- **What the task requires**: Transcribe every line of the records that follow, character for character, with no changes.

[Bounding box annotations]
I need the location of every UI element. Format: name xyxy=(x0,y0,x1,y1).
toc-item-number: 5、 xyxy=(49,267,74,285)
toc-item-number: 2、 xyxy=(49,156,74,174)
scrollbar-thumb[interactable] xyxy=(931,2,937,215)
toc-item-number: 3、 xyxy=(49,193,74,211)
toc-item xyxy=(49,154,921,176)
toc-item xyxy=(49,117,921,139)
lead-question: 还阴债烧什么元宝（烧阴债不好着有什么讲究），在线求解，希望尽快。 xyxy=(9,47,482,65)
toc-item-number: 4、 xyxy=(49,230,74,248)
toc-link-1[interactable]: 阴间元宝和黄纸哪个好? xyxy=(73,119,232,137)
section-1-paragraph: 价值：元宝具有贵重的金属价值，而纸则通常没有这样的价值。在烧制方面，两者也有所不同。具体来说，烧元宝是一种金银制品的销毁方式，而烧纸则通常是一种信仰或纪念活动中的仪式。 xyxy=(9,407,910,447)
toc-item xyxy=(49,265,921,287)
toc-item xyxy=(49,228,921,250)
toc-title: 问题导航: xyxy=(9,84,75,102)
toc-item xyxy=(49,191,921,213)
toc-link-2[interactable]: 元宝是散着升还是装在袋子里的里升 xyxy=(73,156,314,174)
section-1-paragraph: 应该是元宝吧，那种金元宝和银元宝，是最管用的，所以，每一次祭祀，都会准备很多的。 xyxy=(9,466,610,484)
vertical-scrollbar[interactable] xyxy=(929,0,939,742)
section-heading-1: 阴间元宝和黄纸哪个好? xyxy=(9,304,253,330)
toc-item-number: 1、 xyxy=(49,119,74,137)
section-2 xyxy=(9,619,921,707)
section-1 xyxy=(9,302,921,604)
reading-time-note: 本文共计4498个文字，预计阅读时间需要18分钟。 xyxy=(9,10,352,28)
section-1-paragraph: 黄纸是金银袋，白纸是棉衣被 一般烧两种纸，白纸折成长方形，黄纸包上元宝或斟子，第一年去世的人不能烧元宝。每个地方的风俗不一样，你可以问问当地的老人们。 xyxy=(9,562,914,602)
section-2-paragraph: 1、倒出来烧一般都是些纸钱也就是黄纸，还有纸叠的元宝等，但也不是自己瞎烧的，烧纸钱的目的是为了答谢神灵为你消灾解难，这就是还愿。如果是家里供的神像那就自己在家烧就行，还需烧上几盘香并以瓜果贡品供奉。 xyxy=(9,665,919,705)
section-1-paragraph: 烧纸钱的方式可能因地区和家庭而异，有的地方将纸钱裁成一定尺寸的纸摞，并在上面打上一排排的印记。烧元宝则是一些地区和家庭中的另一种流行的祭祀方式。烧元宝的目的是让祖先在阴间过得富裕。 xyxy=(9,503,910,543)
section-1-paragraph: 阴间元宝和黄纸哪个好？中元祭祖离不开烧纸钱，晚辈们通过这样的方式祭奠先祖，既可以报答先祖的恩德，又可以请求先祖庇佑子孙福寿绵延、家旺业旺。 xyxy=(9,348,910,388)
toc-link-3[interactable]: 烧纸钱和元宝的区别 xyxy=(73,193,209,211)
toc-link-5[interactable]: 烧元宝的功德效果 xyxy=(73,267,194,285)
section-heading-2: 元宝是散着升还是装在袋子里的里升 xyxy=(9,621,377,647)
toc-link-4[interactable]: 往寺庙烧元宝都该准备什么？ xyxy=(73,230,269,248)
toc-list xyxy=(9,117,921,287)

- **Exercise solution**:
I need the location of every UI element. Format: name xyxy=(x0,y0,x1,y1).
toc-item-number: 5、 xyxy=(49,267,74,285)
toc-item-number: 2、 xyxy=(49,156,74,174)
scrollbar-thumb[interactable] xyxy=(931,2,937,215)
toc-item-number: 3、 xyxy=(49,193,74,211)
toc-item xyxy=(49,154,921,176)
toc-item xyxy=(49,117,921,139)
lead-question: 还阴债烧什么元宝（烧阴债不好着有什么讲究），在线求解，希望尽快。 xyxy=(9,47,482,65)
toc-item-number: 4、 xyxy=(49,230,74,248)
toc-link-1[interactable]: 阴间元宝和黄纸哪个好? xyxy=(73,119,232,137)
section-1-paragraph: 价值：元宝具有贵重的金属价值，而纸则通常没有这样的价值。在烧制方面，两者也有所不同。具体来说，烧元宝是一种金银制品的销毁方式，而烧纸则通常是一种信仰或纪念活动中的仪式。 xyxy=(9,407,910,447)
toc-item xyxy=(49,265,921,287)
toc-item xyxy=(49,228,921,250)
toc-title: 问题导航: xyxy=(9,84,75,102)
toc-item xyxy=(49,191,921,213)
toc-link-2[interactable]: 元宝是散着升还是装在袋子里的里升 xyxy=(73,156,314,174)
section-1-paragraph: 应该是元宝吧，那种金元宝和银元宝，是最管用的，所以，每一次祭祀，都会准备很多的。 xyxy=(9,466,610,484)
vertical-scrollbar[interactable] xyxy=(929,0,939,742)
section-heading-1: 阴间元宝和黄纸哪个好? xyxy=(9,304,253,330)
toc-item-number: 1、 xyxy=(49,119,74,137)
section-2 xyxy=(9,619,921,707)
section-1 xyxy=(9,302,921,604)
reading-time-note: 本文共计4498个文字，预计阅读时间需要18分钟。 xyxy=(9,10,352,28)
section-1-paragraph: 黄纸是金银袋，白纸是棉衣被 一般烧两种纸，白纸折成长方形，黄纸包上元宝或斟子，第一年去世的人不能烧元宝。每个地方的风俗不一样，你可以问问当地的老人们。 xyxy=(9,562,914,602)
section-2-paragraph: 1、倒出来烧一般都是些纸钱也就是黄纸，还有纸叠的元宝等，但也不是自己瞎烧的，烧纸钱的目的是为了答谢神灵为你消灾解难，这就是还愿。如果是家里供的神像那就自己在家烧就行，还需烧上几盘香并以瓜果贡品供奉。 xyxy=(9,665,919,705)
section-1-paragraph: 烧纸钱的方式可能因地区和家庭而异，有的地方将纸钱裁成一定尺寸的纸摞，并在上面打上一排排的印记。烧元宝则是一些地区和家庭中的另一种流行的祭祀方式。烧元宝的目的是让祖先在阴间过得富裕。 xyxy=(9,503,910,543)
section-1-paragraph: 阴间元宝和黄纸哪个好？中元祭祖离不开烧纸钱，晚辈们通过这样的方式祭奠先祖，既可以报答先祖的恩德，又可以请求先祖庇佑子孙福寿绵延、家旺业旺。 xyxy=(9,348,910,388)
toc-link-3[interactable]: 烧纸钱和元宝的区别 xyxy=(73,193,209,211)
toc-link-5[interactable]: 烧元宝的功德效果 xyxy=(73,267,194,285)
section-heading-2: 元宝是散着升还是装在袋子里的里升 xyxy=(9,621,377,647)
toc-link-4[interactable]: 往寺庙烧元宝都该准备什么？ xyxy=(73,230,269,248)
toc-list xyxy=(9,117,921,287)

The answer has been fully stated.